◆ **Your goal**
Write each line out again exactly as written.

◆ **Extracted records**
_ _ _

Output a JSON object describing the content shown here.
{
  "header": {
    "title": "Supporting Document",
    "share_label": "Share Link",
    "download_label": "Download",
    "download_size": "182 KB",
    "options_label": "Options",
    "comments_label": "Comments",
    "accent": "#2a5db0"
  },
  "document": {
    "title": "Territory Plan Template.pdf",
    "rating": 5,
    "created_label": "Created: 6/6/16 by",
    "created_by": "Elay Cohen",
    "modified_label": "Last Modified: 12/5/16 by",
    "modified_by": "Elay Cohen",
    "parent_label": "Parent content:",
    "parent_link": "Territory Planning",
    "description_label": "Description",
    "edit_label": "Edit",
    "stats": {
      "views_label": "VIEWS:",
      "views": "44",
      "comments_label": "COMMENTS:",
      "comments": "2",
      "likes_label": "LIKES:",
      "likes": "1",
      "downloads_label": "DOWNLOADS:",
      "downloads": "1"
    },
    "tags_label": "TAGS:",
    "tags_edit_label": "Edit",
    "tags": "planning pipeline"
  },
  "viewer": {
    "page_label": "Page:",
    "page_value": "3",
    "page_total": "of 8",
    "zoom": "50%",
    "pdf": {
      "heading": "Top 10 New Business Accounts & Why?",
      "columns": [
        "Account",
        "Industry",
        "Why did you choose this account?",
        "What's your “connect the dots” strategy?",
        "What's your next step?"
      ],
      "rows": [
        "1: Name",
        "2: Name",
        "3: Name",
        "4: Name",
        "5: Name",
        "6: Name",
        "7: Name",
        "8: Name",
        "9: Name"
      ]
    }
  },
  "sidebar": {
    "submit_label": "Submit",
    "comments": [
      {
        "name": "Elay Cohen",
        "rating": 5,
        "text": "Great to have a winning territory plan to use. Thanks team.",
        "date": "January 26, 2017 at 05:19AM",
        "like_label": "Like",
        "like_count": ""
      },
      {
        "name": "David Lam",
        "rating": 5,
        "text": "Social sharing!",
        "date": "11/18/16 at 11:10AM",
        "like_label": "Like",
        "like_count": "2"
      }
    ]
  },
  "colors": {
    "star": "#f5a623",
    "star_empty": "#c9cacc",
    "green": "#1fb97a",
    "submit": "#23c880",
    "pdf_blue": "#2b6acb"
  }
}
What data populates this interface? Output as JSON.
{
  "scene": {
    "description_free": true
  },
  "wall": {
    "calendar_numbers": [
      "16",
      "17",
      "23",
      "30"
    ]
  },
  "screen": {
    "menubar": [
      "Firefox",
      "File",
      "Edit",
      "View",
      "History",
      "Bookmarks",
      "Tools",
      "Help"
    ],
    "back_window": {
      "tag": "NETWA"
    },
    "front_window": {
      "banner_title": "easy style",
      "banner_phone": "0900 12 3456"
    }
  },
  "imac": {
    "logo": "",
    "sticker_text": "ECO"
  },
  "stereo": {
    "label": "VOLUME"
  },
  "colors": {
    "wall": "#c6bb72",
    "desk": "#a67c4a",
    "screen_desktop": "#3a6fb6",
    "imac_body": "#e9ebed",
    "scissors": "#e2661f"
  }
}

_ _ _

◆ **Solution to this problem**
Output a JSON object describing the content shown here.
{
  "header": {
    "title": "Supporting Document",
    "share_label": "Share Link",
    "download_label": "Download",
    "download_size": "182 KB",
    "options_label": "Options",
    "comments_label": "Comments",
    "accent": "#2a5db0"
  },
  "document": {
    "title": "Territory Plan Template.pdf",
    "rating": 5,
    "created_label": "Created: 6/6/16 by",
    "created_by": "Elay Cohen",
    "modified_label": "Last Modified: 12/5/16 by",
    "modified_by": "Elay Cohen",
    "parent_label": "Parent content:",
    "parent_link": "Territory Planning",
    "description_label": "Description",
    "edit_label": "Edit",
    "stats": {
      "views_label": "VIEWS:",
      "views": "44",
      "comments_label": "COMMENTS:",
      "comments": "2",
      "likes_label": "LIKES:",
      "likes": "1",
      "downloads_label": "DOWNLOADS:",
      "downloads": "1"
    },
    "tags_label": "TAGS:",
    "tags_edit_label": "Edit",
    "tags": "planning pipeline"
  },
  "viewer": {
    "page_label": "Page:",
    "page_value": "3",
    "page_total": "of 8",
    "zoom": "50%",
    "pdf": {
      "heading": "Top 10 New Business Accounts & Why?",
      "columns": [
        "Account",
        "Industry",
        "Why did you choose this account?",
        "What's your “connect the dots” strategy?",
        "What's your next step?"
      ],
      "rows": [
        "1: Name",
        "2: Name",
        "3: Name",
        "4: Name",
        "5: Name",
        "6: Name",
        "7: Name",
        "8: Name",
        "9: Name"
      ]
    }
  },
  "sidebar": {
    "submit_label": "Submit",
    "comments": [
      {
        "name": "Elay Cohen",
        "rating": 5,
        "text": "Great to have a winning territory plan to use. Thanks team.",
        "date": "January 26, 2017 at 05:19AM",
        "like_label": "Like",
        "like_count": ""
      },
      {
        "name": "David Lam",
        "rating": 5,
        "text": "Social sharing!",
        "date": "11/18/16 at 11:10AM",
        "like_label": "Like",
        "like_count": "2"
      }
    ]
  },
  "colors": {
    "star": "#f5a623",
    "star_empty": "#c9cacc",
    "green": "#1fb97a",
    "submit": "#23c880",
    "pdf_blue": "#2b6acb"
  }
}
What data populates this interface? Output as JSON.
{
  "scene": {
    "description_free": true
  },
  "wall": {
    "calendar_numbers": [
      "16",
      "17",
      "23",
      "30"
    ]
  },
  "screen": {
    "menubar": [
      "Firefox",
      "File",
      "Edit",
      "View",
      "History",
      "Bookmarks",
      "Tools",
      "Help"
    ],
    "back_window": {
      "tag": "NETWA"
    },
    "front_window": {
      "banner_title": "easy style",
      "banner_phone": "0900 12 3456"
    }
  },
  "imac": {
    "logo": "",
    "sticker_text": "ECO"
  },
  "stereo": {
    "label": "VOLUME"
  },
  "colors": {
    "wall": "#c6bb72",
    "desk": "#a67c4a",
    "screen_desktop": "#3a6fb6",
    "imac_body": "#e9ebed",
    "scissors": "#e2661f"
  }
}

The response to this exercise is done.